▸ YOUR INSTRUCTIONS
Skip the pictures. Copy all the rest of the records down exactly.

[DATA SECTION start]

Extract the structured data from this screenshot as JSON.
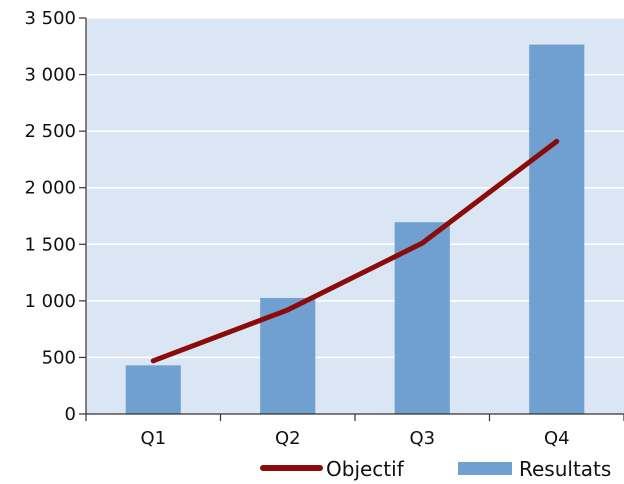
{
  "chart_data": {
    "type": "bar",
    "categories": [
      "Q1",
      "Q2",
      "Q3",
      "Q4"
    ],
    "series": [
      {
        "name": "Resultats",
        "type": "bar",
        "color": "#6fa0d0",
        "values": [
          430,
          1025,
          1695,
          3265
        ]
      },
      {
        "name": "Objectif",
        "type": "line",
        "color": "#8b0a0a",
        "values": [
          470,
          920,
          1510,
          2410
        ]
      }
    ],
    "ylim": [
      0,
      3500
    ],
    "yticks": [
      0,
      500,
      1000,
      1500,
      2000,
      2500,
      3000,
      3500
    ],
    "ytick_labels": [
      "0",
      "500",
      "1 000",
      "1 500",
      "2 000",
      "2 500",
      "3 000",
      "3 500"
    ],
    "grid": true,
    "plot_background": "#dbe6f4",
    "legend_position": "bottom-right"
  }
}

[DATA SECTION end]

▸ SOLUTION
Extract the structured data from this screenshot as JSON.
{
  "chart_data": {
    "type": "bar",
    "categories": [
      "Q1",
      "Q2",
      "Q3",
      "Q4"
    ],
    "series": [
      {
        "name": "Resultats",
        "type": "bar",
        "color": "#6fa0d0",
        "values": [
          430,
          1025,
          1695,
          3265
        ]
      },
      {
        "name": "Objectif",
        "type": "line",
        "color": "#8b0a0a",
        "values": [
          470,
          920,
          1510,
          2410
        ]
      }
    ],
    "ylim": [
      0,
      3500
    ],
    "yticks": [
      0,
      500,
      1000,
      1500,
      2000,
      2500,
      3000,
      3500
    ],
    "ytick_labels": [
      "0",
      "500",
      "1 000",
      "1 500",
      "2 000",
      "2 500",
      "3 000",
      "3 500"
    ],
    "grid": true,
    "plot_background": "#dbe6f4",
    "legend_position": "bottom-right"
  }
}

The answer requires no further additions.